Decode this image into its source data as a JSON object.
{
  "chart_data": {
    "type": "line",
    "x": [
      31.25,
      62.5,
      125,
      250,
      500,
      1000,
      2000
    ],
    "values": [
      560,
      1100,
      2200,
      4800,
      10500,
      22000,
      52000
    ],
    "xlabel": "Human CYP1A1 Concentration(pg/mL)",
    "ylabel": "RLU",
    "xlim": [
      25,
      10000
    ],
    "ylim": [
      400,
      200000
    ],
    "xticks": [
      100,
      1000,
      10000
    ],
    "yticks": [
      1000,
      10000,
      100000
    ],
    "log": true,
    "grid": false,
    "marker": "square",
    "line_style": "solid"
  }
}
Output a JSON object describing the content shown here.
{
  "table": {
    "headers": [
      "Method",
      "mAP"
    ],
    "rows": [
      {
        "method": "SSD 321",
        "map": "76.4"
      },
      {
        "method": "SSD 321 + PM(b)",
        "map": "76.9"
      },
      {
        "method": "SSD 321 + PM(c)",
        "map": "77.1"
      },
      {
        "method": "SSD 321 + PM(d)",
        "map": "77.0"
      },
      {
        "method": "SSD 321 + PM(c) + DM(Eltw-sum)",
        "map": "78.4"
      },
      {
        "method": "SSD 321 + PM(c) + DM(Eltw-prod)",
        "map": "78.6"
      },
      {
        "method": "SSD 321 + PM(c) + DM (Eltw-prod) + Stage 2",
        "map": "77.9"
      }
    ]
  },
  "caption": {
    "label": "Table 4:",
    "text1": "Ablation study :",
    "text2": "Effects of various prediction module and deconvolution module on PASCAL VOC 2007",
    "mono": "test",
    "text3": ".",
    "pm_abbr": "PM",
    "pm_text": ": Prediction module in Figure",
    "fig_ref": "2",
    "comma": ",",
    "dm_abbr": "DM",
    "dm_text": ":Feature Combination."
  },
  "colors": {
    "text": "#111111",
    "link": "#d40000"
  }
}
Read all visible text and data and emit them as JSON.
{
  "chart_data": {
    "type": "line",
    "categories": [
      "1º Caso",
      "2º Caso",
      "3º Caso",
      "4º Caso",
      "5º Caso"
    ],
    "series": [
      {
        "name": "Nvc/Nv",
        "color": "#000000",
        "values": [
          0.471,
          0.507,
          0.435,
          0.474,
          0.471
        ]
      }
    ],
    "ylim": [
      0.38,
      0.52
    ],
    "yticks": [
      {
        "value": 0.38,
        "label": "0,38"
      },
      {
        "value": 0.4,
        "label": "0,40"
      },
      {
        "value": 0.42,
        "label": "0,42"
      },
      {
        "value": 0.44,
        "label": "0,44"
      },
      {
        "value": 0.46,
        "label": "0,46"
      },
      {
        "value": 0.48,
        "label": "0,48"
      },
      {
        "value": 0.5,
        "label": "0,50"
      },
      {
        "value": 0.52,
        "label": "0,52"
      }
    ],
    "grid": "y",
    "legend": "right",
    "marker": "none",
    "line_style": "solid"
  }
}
========================================================================
= INSTRUCTION =
Retype the listing above in full, with no alterations.

= SOLUTION TO THIS TASK =
Decode this image into its source data as a JSON object.
{
  "chart_data": {
    "type": "line",
    "x": [
      31.25,
      62.5,
      125,
      250,
      500,
      1000,
      2000
    ],
    "values": [
      560,
      1100,
      2200,
      4800,
      10500,
      22000,
      52000
    ],
    "xlabel": "Human CYP1A1 Concentration(pg/mL)",
    "ylabel": "RLU",
    "xlim": [
      25,
      10000
    ],
    "ylim": [
      400,
      200000
    ],
    "xticks": [
      100,
      1000,
      10000
    ],
    "yticks": [
      1000,
      10000,
      100000
    ],
    "log": true,
    "grid": false,
    "marker": "square",
    "line_style": "solid"
  }
}
Output a JSON object describing the content shown here.
{
  "table": {
    "headers": [
      "Method",
      "mAP"
    ],
    "rows": [
      {
        "method": "SSD 321",
        "map": "76.4"
      },
      {
        "method": "SSD 321 + PM(b)",
        "map": "76.9"
      },
      {
        "method": "SSD 321 + PM(c)",
        "map": "77.1"
      },
      {
        "method": "SSD 321 + PM(d)",
        "map": "77.0"
      },
      {
        "method": "SSD 321 + PM(c) + DM(Eltw-sum)",
        "map": "78.4"
      },
      {
        "method": "SSD 321 + PM(c) + DM(Eltw-prod)",
        "map": "78.6"
      },
      {
        "method": "SSD 321 + PM(c) + DM (Eltw-prod) + Stage 2",
        "map": "77.9"
      }
    ]
  },
  "caption": {
    "label": "Table 4:",
    "text1": "Ablation study :",
    "text2": "Effects of various prediction module and deconvolution module on PASCAL VOC 2007",
    "mono": "test",
    "text3": ".",
    "pm_abbr": "PM",
    "pm_text": ": Prediction module in Figure",
    "fig_ref": "2",
    "comma": ",",
    "dm_abbr": "DM",
    "dm_text": ":Feature Combination."
  },
  "colors": {
    "text": "#111111",
    "link": "#d40000"
  }
}
Read all visible text and data and emit them as JSON.
{
  "chart_data": {
    "type": "line",
    "categories": [
      "1º Caso",
      "2º Caso",
      "3º Caso",
      "4º Caso",
      "5º Caso"
    ],
    "series": [
      {
        "name": "Nvc/Nv",
        "color": "#000000",
        "values": [
          0.471,
          0.507,
          0.435,
          0.474,
          0.471
        ]
      }
    ],
    "ylim": [
      0.38,
      0.52
    ],
    "yticks": [
      {
        "value": 0.38,
        "label": "0,38"
      },
      {
        "value": 0.4,
        "label": "0,40"
      },
      {
        "value": 0.42,
        "label": "0,42"
      },
      {
        "value": 0.44,
        "label": "0,44"
      },
      {
        "value": 0.46,
        "label": "0,46"
      },
      {
        "value": 0.48,
        "label": "0,48"
      },
      {
        "value": 0.5,
        "label": "0,50"
      },
      {
        "value": 0.52,
        "label": "0,52"
      }
    ],
    "grid": "y",
    "legend": "right",
    "marker": "none",
    "line_style": "solid"
  }
}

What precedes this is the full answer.